Records from a data source:
═══

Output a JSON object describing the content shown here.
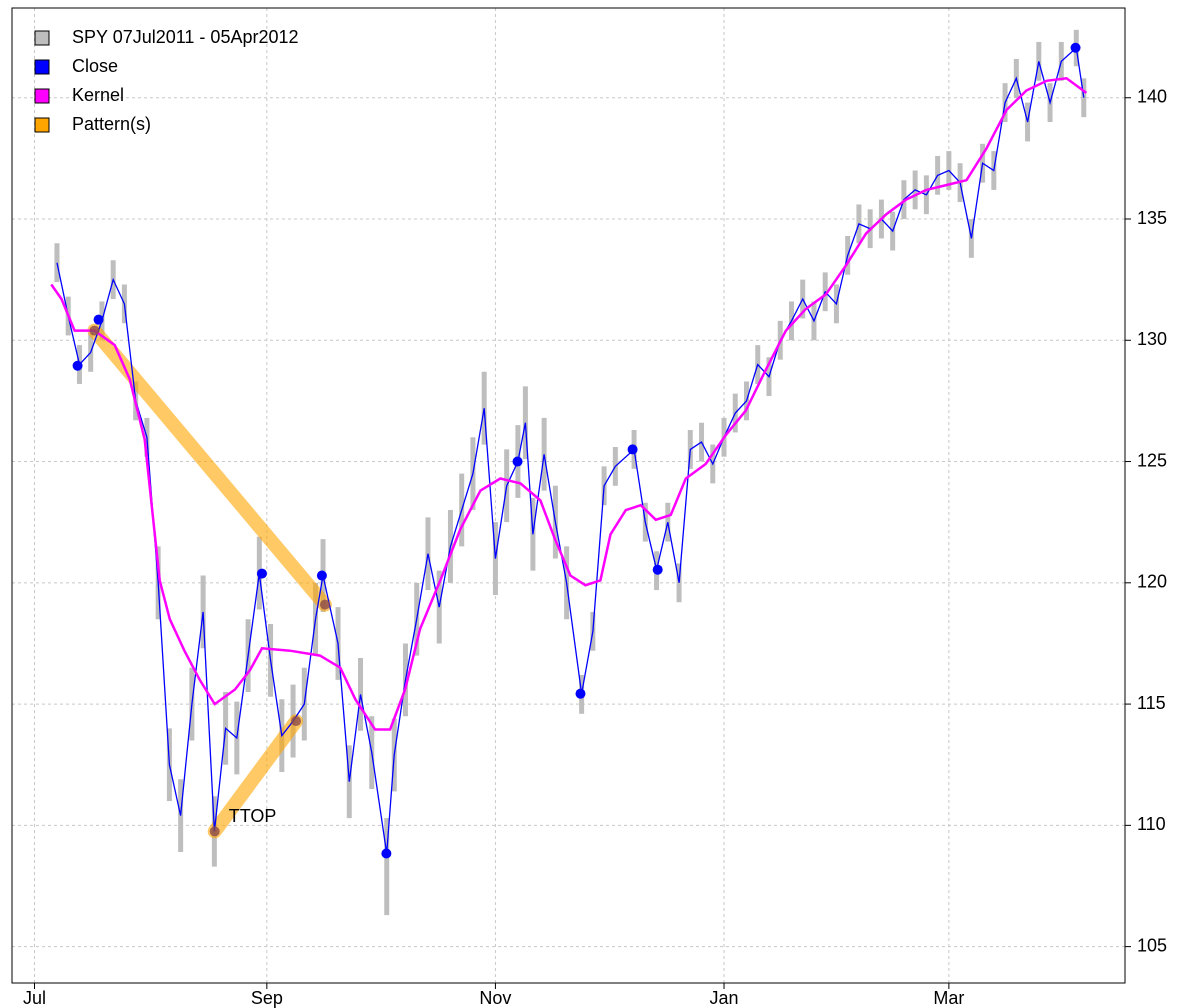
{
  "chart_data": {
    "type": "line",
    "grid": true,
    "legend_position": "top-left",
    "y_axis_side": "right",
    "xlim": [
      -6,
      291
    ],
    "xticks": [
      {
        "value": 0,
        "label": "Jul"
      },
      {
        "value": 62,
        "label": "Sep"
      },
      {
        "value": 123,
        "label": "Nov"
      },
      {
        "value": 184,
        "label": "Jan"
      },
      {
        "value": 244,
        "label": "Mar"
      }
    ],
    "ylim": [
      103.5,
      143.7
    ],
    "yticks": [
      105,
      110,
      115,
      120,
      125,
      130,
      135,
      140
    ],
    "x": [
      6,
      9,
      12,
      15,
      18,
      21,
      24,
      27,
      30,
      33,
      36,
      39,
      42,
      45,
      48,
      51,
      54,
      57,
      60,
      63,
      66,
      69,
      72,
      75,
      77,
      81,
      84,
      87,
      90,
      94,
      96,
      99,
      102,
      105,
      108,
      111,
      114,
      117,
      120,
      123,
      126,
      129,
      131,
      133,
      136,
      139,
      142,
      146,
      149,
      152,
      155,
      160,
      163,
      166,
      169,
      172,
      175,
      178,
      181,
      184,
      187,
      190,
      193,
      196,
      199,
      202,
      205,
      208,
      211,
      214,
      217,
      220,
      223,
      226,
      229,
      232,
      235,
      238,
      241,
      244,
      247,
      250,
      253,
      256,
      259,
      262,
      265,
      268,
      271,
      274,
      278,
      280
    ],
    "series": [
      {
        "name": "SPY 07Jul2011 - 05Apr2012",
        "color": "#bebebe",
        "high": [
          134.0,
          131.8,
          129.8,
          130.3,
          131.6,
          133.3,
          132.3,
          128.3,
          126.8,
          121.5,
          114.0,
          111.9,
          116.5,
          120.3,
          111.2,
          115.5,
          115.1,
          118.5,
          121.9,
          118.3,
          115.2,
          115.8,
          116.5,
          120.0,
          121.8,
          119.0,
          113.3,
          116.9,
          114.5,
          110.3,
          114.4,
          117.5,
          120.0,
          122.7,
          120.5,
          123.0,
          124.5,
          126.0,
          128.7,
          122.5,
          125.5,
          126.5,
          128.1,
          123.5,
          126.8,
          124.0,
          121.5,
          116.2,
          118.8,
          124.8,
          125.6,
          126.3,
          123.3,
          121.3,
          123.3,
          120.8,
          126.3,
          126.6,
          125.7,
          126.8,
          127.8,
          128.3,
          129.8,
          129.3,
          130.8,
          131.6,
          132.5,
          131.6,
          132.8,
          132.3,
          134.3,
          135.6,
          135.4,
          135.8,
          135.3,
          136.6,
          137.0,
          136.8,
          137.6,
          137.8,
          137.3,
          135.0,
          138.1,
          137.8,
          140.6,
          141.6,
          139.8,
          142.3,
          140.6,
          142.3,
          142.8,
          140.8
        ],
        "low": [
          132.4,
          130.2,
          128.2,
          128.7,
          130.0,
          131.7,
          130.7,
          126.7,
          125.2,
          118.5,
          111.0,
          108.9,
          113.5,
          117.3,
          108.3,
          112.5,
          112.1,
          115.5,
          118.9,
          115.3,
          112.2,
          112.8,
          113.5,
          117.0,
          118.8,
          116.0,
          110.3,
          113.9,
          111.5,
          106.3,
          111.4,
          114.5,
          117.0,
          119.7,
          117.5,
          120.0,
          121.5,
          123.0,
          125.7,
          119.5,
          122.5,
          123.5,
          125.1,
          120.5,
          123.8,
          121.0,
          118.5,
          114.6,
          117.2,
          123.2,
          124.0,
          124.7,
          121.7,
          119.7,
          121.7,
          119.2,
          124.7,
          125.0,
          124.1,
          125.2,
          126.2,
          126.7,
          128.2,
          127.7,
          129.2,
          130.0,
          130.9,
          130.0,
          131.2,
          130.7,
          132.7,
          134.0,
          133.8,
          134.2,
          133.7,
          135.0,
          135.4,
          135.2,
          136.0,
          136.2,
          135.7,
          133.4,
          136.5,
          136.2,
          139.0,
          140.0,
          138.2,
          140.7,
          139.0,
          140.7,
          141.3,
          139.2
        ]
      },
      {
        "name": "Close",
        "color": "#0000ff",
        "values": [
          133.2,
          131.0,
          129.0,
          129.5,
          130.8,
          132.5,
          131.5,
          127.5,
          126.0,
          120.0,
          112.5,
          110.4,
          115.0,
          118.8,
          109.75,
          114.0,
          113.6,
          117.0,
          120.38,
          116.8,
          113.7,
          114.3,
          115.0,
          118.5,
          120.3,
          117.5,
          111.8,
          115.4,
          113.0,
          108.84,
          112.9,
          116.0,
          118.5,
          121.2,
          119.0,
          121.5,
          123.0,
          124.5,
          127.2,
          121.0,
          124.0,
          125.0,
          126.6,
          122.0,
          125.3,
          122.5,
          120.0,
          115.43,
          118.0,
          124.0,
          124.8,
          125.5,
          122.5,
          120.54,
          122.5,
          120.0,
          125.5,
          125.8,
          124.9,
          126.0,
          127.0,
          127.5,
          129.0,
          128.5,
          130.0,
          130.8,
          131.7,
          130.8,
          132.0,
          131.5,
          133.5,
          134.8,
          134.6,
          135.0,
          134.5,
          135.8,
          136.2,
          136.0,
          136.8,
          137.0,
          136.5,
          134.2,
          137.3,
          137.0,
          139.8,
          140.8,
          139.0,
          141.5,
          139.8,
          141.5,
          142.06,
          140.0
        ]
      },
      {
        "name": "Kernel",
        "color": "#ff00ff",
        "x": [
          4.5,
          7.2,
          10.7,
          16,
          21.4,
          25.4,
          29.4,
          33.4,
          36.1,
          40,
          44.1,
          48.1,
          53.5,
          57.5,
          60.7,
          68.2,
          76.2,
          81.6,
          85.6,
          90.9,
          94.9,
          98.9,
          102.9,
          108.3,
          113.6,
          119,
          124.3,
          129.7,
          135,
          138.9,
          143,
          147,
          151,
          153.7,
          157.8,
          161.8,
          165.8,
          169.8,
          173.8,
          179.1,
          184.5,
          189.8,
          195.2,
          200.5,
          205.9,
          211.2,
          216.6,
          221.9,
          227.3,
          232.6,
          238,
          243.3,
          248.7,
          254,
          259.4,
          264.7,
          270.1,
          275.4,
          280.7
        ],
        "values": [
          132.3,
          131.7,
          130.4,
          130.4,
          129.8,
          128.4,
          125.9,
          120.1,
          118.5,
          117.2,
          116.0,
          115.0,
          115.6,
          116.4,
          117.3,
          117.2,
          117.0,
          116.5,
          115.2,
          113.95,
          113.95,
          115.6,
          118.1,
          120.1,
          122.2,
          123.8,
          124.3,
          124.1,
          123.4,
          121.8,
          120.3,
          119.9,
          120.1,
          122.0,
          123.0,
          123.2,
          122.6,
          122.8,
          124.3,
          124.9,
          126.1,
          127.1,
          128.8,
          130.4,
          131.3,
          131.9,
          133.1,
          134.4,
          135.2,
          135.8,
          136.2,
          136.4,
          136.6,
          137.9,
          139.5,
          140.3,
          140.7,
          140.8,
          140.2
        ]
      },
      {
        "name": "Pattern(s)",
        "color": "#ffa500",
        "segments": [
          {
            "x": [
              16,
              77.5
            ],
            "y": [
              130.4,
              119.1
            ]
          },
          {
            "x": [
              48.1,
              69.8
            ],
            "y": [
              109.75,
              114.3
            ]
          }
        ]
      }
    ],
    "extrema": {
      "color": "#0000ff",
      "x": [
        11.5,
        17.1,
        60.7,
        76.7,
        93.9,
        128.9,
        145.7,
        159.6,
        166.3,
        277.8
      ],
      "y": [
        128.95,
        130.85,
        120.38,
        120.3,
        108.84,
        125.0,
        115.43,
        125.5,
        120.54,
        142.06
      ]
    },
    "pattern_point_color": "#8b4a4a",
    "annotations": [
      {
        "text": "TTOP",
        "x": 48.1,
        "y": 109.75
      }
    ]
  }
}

═══

-- TASK TO COMPLETE --
Scan the records above for the string "name", then select every line that holds it.

-- FULL OUTPUT --
        "name": "SPY 07Jul2011 - 05Apr2012",
        "name": "Close",
        "name": "Kernel",
        "name": "Pattern(s)",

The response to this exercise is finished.